→ **Task statement**: Comb the records below for the string "Dynamics" and copy each line where it turns up.

________

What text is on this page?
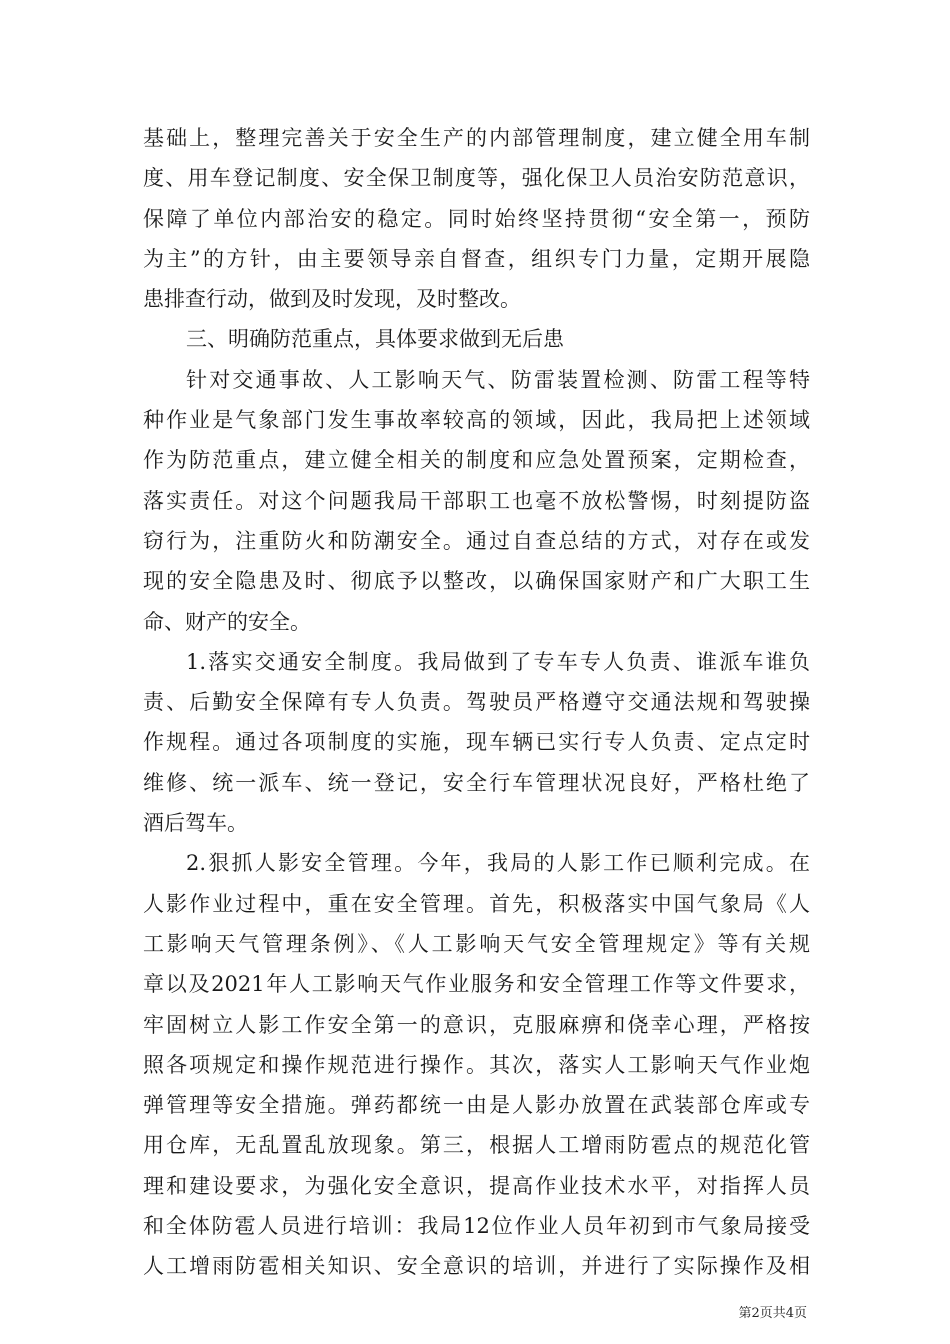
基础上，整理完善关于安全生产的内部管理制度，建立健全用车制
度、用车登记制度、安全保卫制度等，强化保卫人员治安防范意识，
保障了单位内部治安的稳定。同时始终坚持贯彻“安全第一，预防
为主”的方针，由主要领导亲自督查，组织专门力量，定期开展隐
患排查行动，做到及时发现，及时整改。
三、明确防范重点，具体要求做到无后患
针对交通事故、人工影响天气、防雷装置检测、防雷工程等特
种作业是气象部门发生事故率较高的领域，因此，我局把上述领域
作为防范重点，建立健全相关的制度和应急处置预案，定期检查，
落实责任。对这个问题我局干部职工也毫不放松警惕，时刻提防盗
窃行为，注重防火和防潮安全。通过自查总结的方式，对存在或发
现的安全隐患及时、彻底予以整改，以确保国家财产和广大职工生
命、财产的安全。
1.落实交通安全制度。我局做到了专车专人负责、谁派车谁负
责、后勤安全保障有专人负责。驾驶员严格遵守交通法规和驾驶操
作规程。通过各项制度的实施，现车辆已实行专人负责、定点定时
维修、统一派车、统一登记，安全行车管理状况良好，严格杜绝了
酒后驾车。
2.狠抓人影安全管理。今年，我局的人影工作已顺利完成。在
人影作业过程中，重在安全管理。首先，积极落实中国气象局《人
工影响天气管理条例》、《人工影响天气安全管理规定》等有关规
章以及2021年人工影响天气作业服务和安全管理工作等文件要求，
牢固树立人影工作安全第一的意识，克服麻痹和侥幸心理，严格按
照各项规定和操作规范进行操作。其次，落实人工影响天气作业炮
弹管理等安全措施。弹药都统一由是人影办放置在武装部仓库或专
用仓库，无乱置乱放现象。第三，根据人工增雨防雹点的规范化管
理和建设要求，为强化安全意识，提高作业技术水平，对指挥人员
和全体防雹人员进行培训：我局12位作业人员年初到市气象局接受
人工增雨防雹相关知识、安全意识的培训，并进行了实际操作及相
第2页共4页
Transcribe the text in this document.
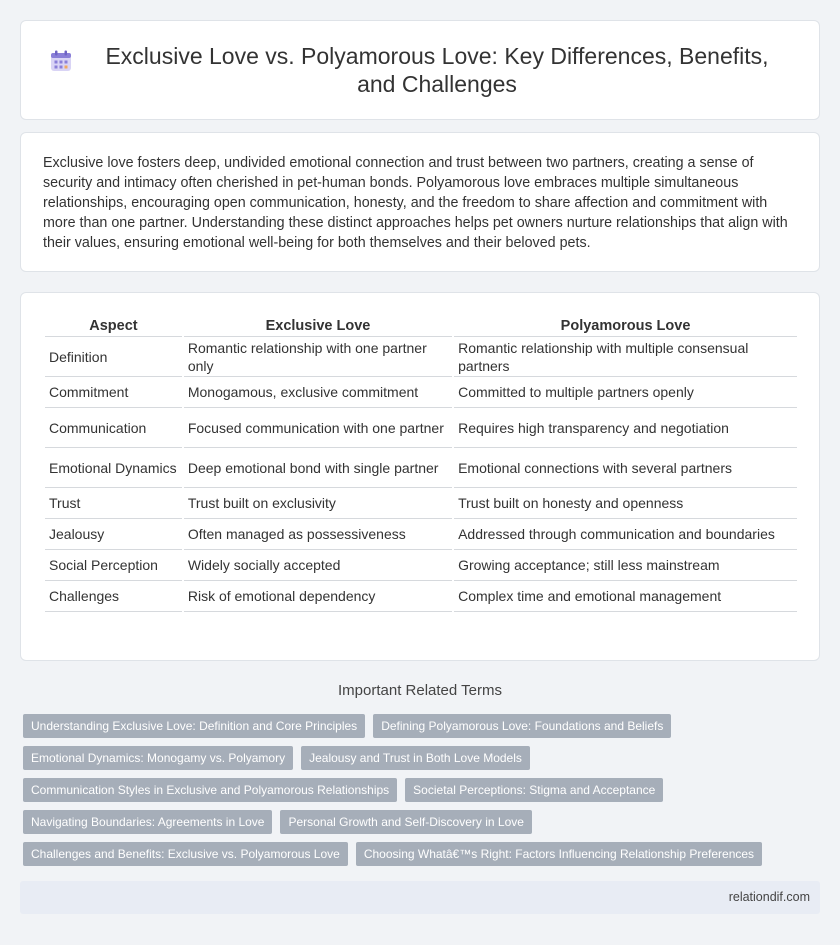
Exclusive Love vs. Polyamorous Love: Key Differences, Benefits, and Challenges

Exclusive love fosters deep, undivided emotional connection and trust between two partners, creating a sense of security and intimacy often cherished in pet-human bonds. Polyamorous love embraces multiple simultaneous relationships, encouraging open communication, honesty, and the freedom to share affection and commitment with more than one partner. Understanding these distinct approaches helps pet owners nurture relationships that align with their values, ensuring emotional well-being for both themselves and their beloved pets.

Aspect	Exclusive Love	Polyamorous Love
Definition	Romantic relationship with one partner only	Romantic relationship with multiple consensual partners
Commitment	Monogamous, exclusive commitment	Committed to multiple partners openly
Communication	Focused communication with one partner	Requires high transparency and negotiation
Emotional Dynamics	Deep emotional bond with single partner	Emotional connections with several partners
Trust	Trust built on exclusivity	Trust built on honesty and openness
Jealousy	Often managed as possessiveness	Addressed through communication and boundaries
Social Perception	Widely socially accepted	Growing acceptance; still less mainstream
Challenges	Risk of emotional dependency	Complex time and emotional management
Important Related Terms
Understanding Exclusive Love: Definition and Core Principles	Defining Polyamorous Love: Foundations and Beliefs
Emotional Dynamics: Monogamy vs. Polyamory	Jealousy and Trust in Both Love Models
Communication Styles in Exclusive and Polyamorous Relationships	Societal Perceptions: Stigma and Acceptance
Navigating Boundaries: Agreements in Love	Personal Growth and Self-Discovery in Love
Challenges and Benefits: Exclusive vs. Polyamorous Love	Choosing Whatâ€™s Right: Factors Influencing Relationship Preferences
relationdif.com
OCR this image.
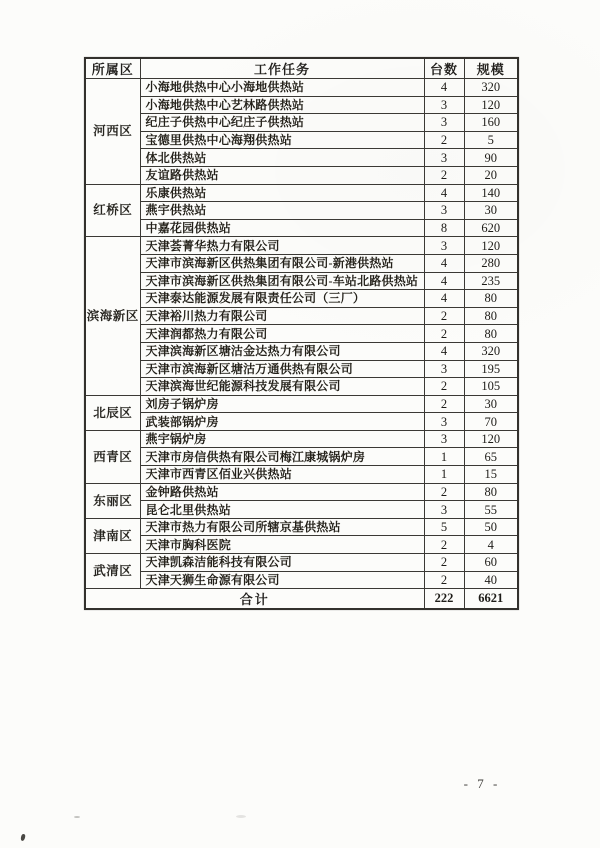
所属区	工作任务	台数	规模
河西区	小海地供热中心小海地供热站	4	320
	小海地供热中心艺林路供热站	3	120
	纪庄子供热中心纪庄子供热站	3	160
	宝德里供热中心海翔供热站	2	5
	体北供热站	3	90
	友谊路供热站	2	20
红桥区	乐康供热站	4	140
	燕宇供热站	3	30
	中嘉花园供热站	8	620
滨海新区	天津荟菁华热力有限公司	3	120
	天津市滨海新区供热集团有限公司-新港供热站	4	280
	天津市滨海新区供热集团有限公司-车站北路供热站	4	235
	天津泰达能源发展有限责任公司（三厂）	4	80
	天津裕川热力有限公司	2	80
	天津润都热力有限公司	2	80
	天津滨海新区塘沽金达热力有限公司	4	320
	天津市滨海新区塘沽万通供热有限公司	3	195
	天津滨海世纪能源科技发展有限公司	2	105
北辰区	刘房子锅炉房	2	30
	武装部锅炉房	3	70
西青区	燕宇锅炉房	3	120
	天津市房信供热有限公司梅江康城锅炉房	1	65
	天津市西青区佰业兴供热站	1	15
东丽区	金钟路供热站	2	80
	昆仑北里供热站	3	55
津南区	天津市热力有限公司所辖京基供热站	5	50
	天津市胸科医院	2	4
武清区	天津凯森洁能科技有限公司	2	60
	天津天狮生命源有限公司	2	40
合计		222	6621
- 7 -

________

→ **Written answer**:
Emotional Dynamics	Deep emotional bond with single partner	Emotional connections with several partners
Emotional Dynamics: Monogamy vs. Polyamory	Jealousy and Trust in Both Love Models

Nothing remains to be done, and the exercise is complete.